Aim of the exercise
In the material below, find each line holding the string "дополнить" and copy it.

Data extracted from a collection
-=-=-

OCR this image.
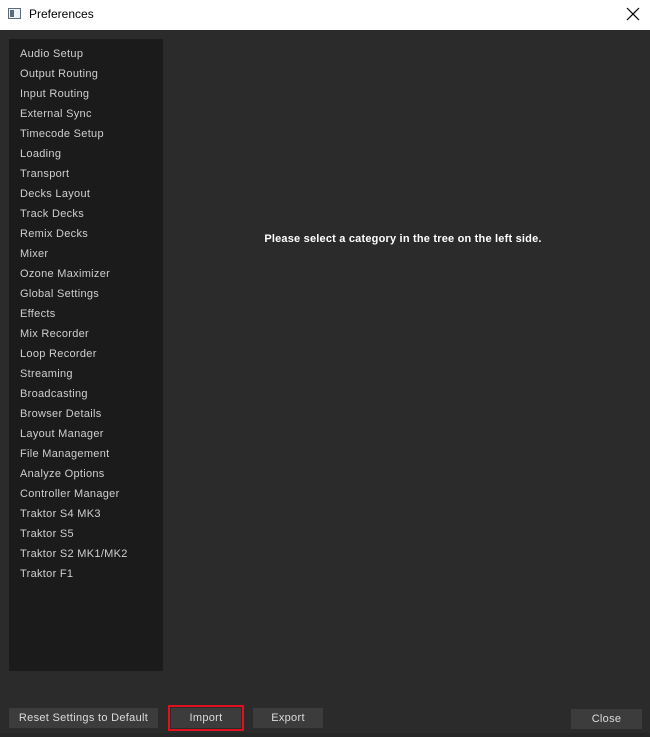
Preferences
Audio Setup
Output Routing
Input Routing
External Sync
Timecode Setup
Loading
Transport
Decks Layout
Track Decks
Remix Decks
Mixer
Ozone Maximizer
Global Settings
Effects
Mix Recorder
Loop Recorder
Streaming
Broadcasting
Browser Details
Layout Manager
File Management
Analyze Options
Controller Manager
Traktor S4 MK3
Traktor S5
Traktor S2 MK1/MK2
Traktor F1
Please select a category in the tree on the left side.
Reset Settings to Default	Import	Export	Close
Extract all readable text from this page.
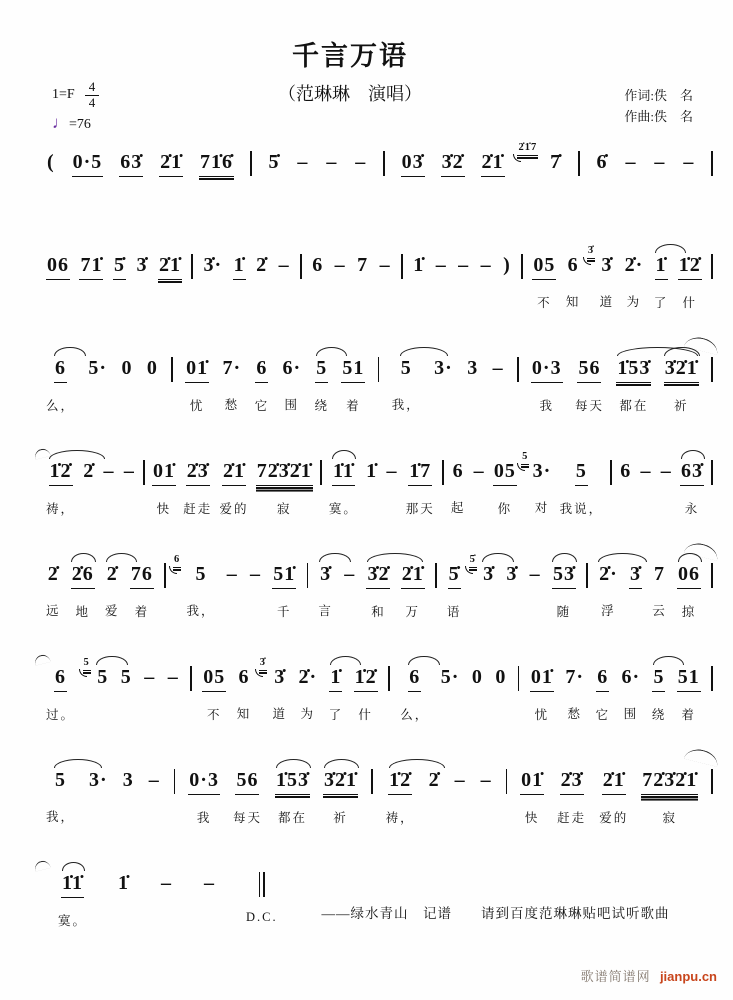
千言万语
（范琳琳　演唱）	作词:佚　名
作曲:佚　名
$1=F \frac{4}{4}$
♩=76
( 0·5 63̇ 2̇1̇ 71̇6̇ 5̇ – – – 03̇ 3̇2̇ 2̇1̇
2̇1̇7
7̇ 6̇ – – –
06 71̇ 5̇ 3̇ 2̇1̇ 3̇· 1̇ 2̇ – 6 – 7 – 1̇ – – – ) 05
不
6
知
3̇
3̇
道
2̇·
为
1̇
了
1̇2̇
什
6
么，
5· 0 0 01̇
忧
7·
愁
6
它
6·
围
5
绕
51
着
5
我，
3· 3 – 0·3
我
56
每天
1̇53̇
都在
3̇2̇1̇
祈
1̇2̇
祷，
2̇ – – 01̇
快
2̇3̇
赶走
2̇1̇
爱的
72̇3̇2̇1̇
寂
1̇1̇
寞。
1̇ – 1̇7
那天
6
起
– 05
你
5
3·
对
5
我说，
6 – – 63̇
永
2̇
远
2̇6
地
2̇
爱
76
着
6
5
我，
– – 51̇
千
3̇
言
– 3̇2̇
和
2̇1̇
万
5̇
语
5̇
3̇ 3̇ – 53̇
随
2̇·
浮
3̇ 7
云
06
掠
6
过。
5
5 5 – – 05
不
6
知
3̇
3̇
道
2̇·
为
1̇
了
1̇2̇
什
6
么，
5· 0 0 01̇
忧
7·
愁
6
它
6·
围
5
绕
51
着
5
我，
3· 3 – 0·3
我
56
每天
1̇53̇
都在
3̇2̇1̇
祈
1̇2̇
祷，
2̇ – – 01̇
快
2̇3̇
赶走
2̇1̇
爱的
72̇3̇2̇1̇
寂
1̇1̇
寞。
1̇ – –
D.C.	——绿水青山　记谱　　请到百度范琳琳贴吧试听歌曲
歌谱简谱网 jianpu.cn
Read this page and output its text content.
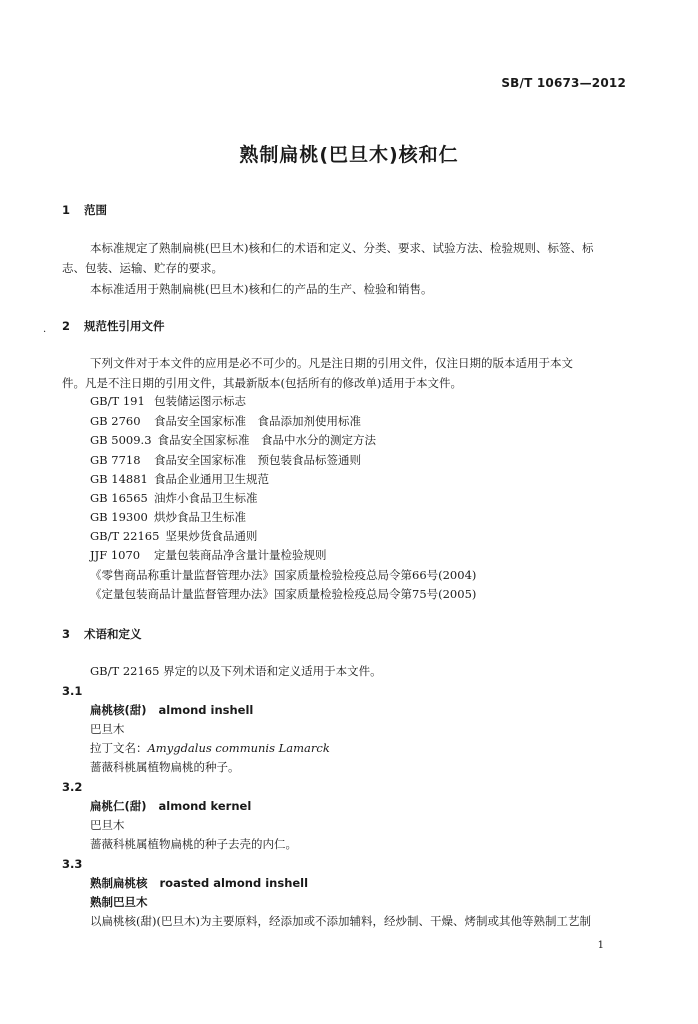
SB/T 10673—2012
熟制扁桃(巴旦木)核和仁
1 范围
本标准规定了熟制扁桃(巴旦木)核和仁的术语和定义、分类、要求、试验方法、检验规则、标签、标
志、包装、运输、贮存的要求。
本标准适用于熟制扁桃(巴旦木)核和仁的产品的生产、检验和销售。
. 2 规范性引用文件
下列文件对于本文件的应用是必不可少的。凡是注日期的引用文件，仅注日期的版本适用于本文
件。凡是不注日期的引用文件，其最新版本(包括所有的修改单)适用于本文件。
GB/T 191 包装储运图示标志
GB 2760 食品安全国家标准　食品添加剂使用标准
GB 5009.3 食品安全国家标准　食品中水分的测定方法
GB 7718 食品安全国家标准　预包装食品标签通则
GB 14881 食品企业通用卫生规范
GB 16565 油炸小食品卫生标准
GB 19300 烘炒食品卫生标准
GB/T 22165 坚果炒货食品通则
JJF 1070 定量包装商品净含量计量检验规则
《零售商品称重计量监督管理办法》国家质量检验检疫总局令第66号(2004)
《定量包装商品计量监督管理办法》国家质量检验检疫总局令第75号(2005)
3 术语和定义
GB/T 22165 界定的以及下列术语和定义适用于本文件。
3.1
扁桃核(甜) almond inshell
巴旦木
拉丁文名：Amygdalus communis Lamarck
蔷薇科桃属植物扁桃的种子。
3.2
扁桃仁(甜) almond kernel
巴旦木
蔷薇科桃属植物扁桃的种子去壳的内仁。
3.3
熟制扁桃核 roasted almond inshell
熟制巴旦木
以扁桃核(甜)(巴旦木)为主要原料，经添加或不添加辅料，经炒制、干燥、烤制或其他等熟制工艺制
1
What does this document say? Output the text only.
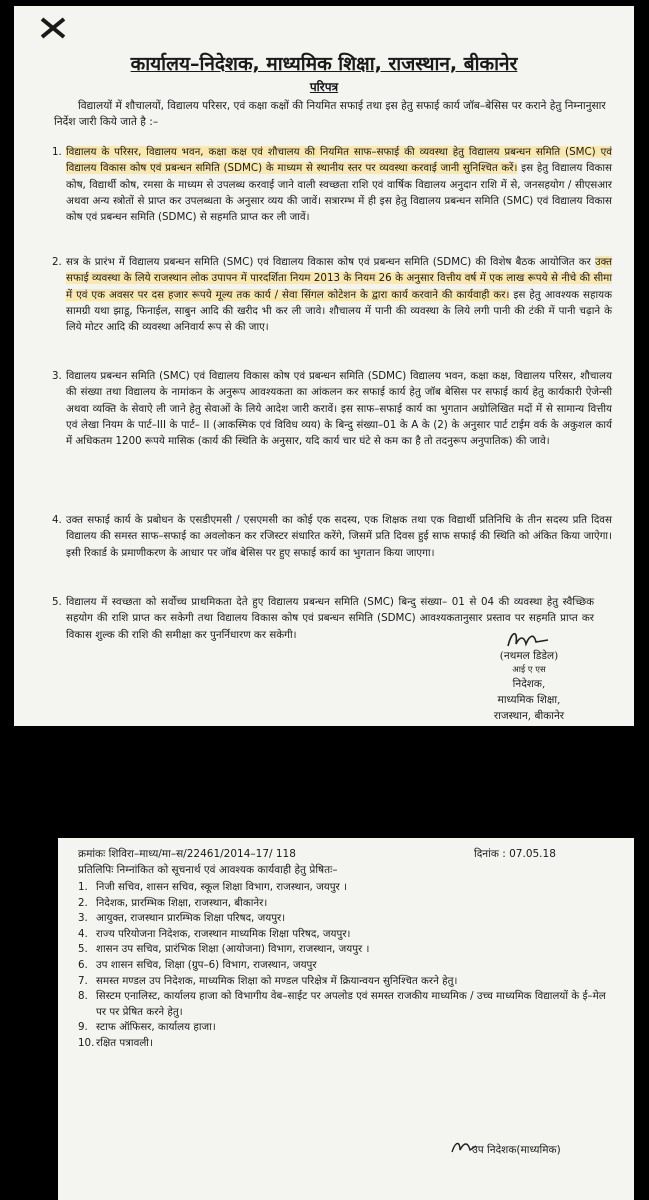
कार्यालय–निदेशक, माध्यमिक शिक्षा, राजस्थान, बीकानेर
परिपत्र
विद्यालयों में शौचालयों, विद्यालय परिसर, एवं कक्षा कक्षों की नियमित सफाई तथा इस हेतु सफाई कार्य जॉब–बेसिस पर कराने हेतु निम्नानुसार निर्देश जारी किये जाते है :–
1. विद्यालय के परिसर, विद्यालय भवन, कक्षा कक्ष एवं शौचालय की नियमित साफ–सफाई की व्यवस्था हेतु विद्यालय प्रबन्धन समिति (SMC) एवं विद्यालय विकास कोष एवं प्रबन्धन समिति (SDMC) के माध्यम से स्थानीय स्तर पर व्यवस्था करवाई जानी सुनिश्चित करें। इस हेतु विद्यालय विकास कोष, विद्यार्थी कोष, रमसा के माध्यम से उपलब्ध करवाई जाने वाली स्वच्छता राशि एवं वार्षिक विद्यालय अनुदान राशि में से, जनसहयोग / सीएसआर अथवा अन्य स्त्रोतों से प्राप्त कर उपलब्धता के अनुसार व्यय की जावें। सत्रारम्भ में ही इस हेतु विद्यालय प्रबन्धन समिति (SMC) एवं विद्यालय विकास कोष एवं प्रबन्धन समिति (SDMC) से सहमति प्राप्त कर ली जावें।
2. सत्र के प्रारंभ में विद्यालय प्रबन्धन समिति (SMC) एवं विद्यालय विकास कोष एवं प्रबन्धन समिति (SDMC) की विशेष बैठक आयोजित कर उक्त सफाई व्यवस्था के लिये राजस्थान लोक उपापन में पारदर्शिता नियम 2013 के नियम 26 के अनुसार वित्तीय वर्ष में एक लाख रूपये से नीचे की सीमा में एवं एक अवसर पर दस हजार रूपये मूल्य तक कार्य / सेवा सिंगल कोटेशन के द्वारा कार्य करवाने की कार्यवाही कर। इस हेतु आवश्यक सहायक सामग्री यथा झाडू, फिनाईल, साबुन आदि की खरीद भी कर ली जावे। शौचालय में पानी की व्यवस्था के लिये लगी पानी की टंकी में पानी चढ़ाने के लिये मोटर आदि की व्यवस्था अनिवार्य रूप से की जाए।
3. विद्यालय प्रबन्धन समिति (SMC) एवं विद्यालय विकास कोष एवं प्रबन्धन समिति (SDMC) विद्यालय भवन, कक्षा कक्ष, विद्यालय परिसर, शौचालय की संख्या तथा विद्यालय के नामांकन के अनुरूप आवश्यकता का आंकलन कर सफाई कार्य हेतु जॉब बेसिस पर सफाई कार्य हेतु कार्यकारी ऐजेन्सी अथवा व्यक्ति के सेवाऐ ली जाने हेतु सेवाओं के लिये आदेश जारी करावें। इस साफ–सफाई कार्य का भुगतान अग्रोलिखित मदों में से सामान्य वित्तीय एवं लेखा नियम के पार्ट–III के पार्ट– II (आकस्मिक एवं विविध व्यय) के बिन्दु संख्या–01 के A के (2) के अनुसार पार्ट टाईम वर्क के अकुशल कार्य में अधिकतम 1200 रूपये मासिक (कार्य की स्थिति के अनुसार, यदि कार्य चार घंटे से कम का है तो तदनुरूप अनुपातिक) की जावे।
4. उक्त सफाई कार्य के प्रबोधन के एसडीएमसी / एसएमसी का कोई एक सदस्य, एक शिक्षक तथा एक विद्यार्थी प्रतिनिधि के तीन सदस्य प्रति दिवस विद्यालय की समस्त साफ–सफाई का अवलोकन कर रजिस्टर संधारित करेंगे, जिसमें प्रति दिवस हुई साफ सफाई की स्थिति को अंकित किया जाऐगा। इसी रिकार्ड के प्रमाणीकरण के आधार पर जॉब बेसिस पर हुए सफाई कार्य का भुगतान किया जाएगा।
5. विद्यालय में स्वच्छता को सर्वोच्च प्राथमिकता देते हुए विद्यालय प्रबन्धन समिति (SMC) बिन्दु संख्या– 01 से 04 की व्यवस्था हेतु स्वैच्छिक सहयोग की राशि प्राप्त कर सकेगी तथा विद्यालय विकास कोष एवं प्रबन्धन समिति (SDMC) आवश्यकतानुसार प्रस्ताव पर सहमति प्राप्त कर विकास शुल्क की राशि की समीक्षा कर पुनर्निधारण कर सकेगी।
(नथमल डिडेल)
आई ए एस
निदेशक,
माध्यमिक शिक्षा,
राजस्थान, बीकानेर
क्रमांकः शिविरा–माध्य/मा–स/22461/2014–17/ 118	दिनांक : 07.05.18
प्रतिलिपिः निम्नांकित को सूचनार्थ एवं आवश्यक कार्यवाही हेतु प्रेषितः–
1. निजी सचिव, शासन सचिव, स्कूल शिक्षा विभाग, राजस्थान, जयपुर ।
2. निदेशक, प्रारम्भिक शिक्षा, राजस्थान, बीकानेर।
3. आयुक्त, राजस्थान प्रारम्भिक शिक्षा परिषद, जयपुर।
4. राज्य परियोजना निदेशक, राजस्थान माध्यमिक शिक्षा परिषद, जयपुर।
5. शासन उप सचिव, प्रारंभिक शिक्षा (आयोजना) विभाग, राजस्थान, जयपुर ।
6. उप शासन सचिव, शिक्षा (ग्रुप–6) विभाग, राजस्थान, जयपुर
7. समस्त मण्डल उप निदेशक, माध्यमिक शिक्षा को मण्डल परिक्षेत्र में क्रियान्वयन सुनिश्चित करने हेतु।
8. सिस्टम एनालिस्ट, कार्यालय हाजा को विभागीय वेब–साईट पर अपलोड एवं समस्त राजकीय माध्यमिक / उच्च माध्यमिक विद्यालयों के ई–मेल पर पर प्रेषित करने हेतु।
9. स्टाफ ऑफिसर, कार्यालय हाजा।
10. रक्षित पत्रावली।
उप निदेशक(माध्यमिक)
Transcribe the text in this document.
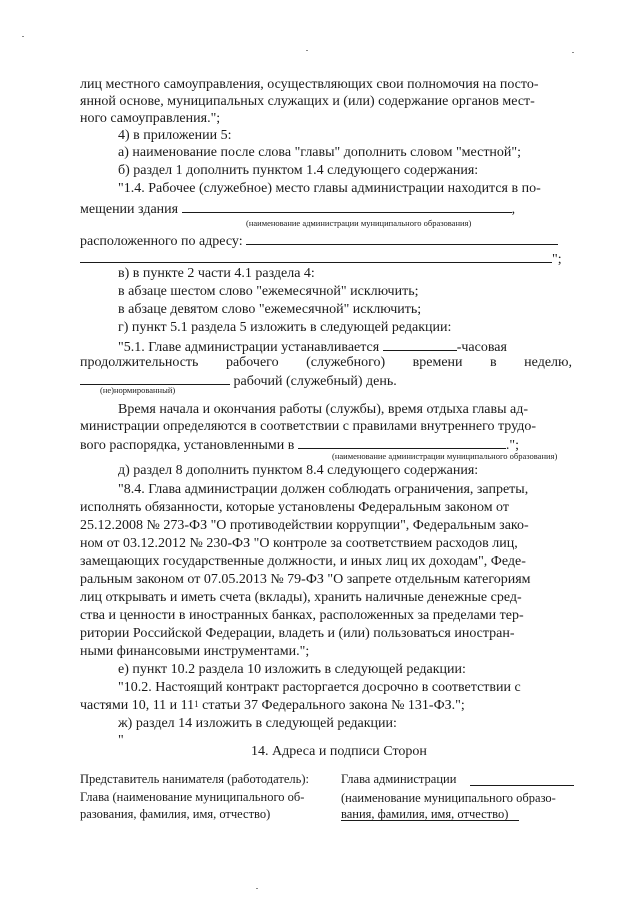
лиц местного самоуправления, осуществляющих свои полномочия на посто-
янной основе, муниципальных служащих и (или) содержание органов мест-
ного самоуправления.";
4) в приложении 5:
а) наименование после слова "главы" дополнить словом "местной";
б) раздел 1 дополнить пунктом 1.4 следующего содержания:
"1.4. Рабочее (служебное) место главы администрации находится в по-
мещении здания	,
(наименование администрации муниципального образования)
расположенного по адресу:
";
в) в пункте 2 части 4.1 раздела 4:
в абзаце шестом слово "ежемесячной" исключить;
в абзаце девятом слово "ежемесячной" исключить;
г) пункт 5.1 раздела 5 изложить в следующей редакции:
"5.1. Главе администрации устанавливается	-часовая
продолжительность рабочего (служебного) времени в неделю,
рабочий (служебный) день.
(не)нормированный)
Время начала и окончания работы (службы), время отдыха главы ад-
министрации определяются в соответствии с правилами внутреннего трудо-
вого распорядка, установленными в	.";
(наименование администрации муниципального образования)
д) раздел 8 дополнить пунктом 8.4 следующего содержания:
"8.4. Глава администрации должен соблюдать ограничения, запреты,
исполнять обязанности, которые установлены Федеральным законом от
25.12.2008 № 273-ФЗ "О противодействии коррупции", Федеральным зако-
ном от 03.12.2012 № 230-ФЗ "О контроле за соответствием расходов лиц,
замещающих государственные должности, и иных лиц их доходам", Феде-
ральным законом от 07.05.2013 № 79-ФЗ "О запрете отдельным категориям
лиц открывать и иметь счета (вклады), хранить наличные денежные сред-
ства и ценности в иностранных банках, расположенных за пределами тер-
ритории Российской Федерации, владеть и (или) пользоваться иностран-
ными финансовыми инструментами.";
е) пункт 10.2 раздела 10 изложить в следующей редакции:
"10.2. Настоящий контракт расторгается досрочно в соответствии с
частями 10, 11 и $11^1$ статьи 37 Федерального закона № 131-ФЗ.";
ж) раздел 14 изложить в следующей редакции:
"
14. Адреса и подписи Сторон
Представитель нанимателя (работодатель):
Глава (наименование муниципального об-
разования, фамилия, имя, отчество)
Глава администрации
(наименование муниципального образо-
вания, фамилия, имя, отчество)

-=-=-

Answer for the task
а) наименование после слова "главы" дополнить словом "местной";
б) раздел 1 дополнить пунктом 1.4 следующего содержания:
д) раздел 8 дополнить пунктом 8.4 следующего содержания:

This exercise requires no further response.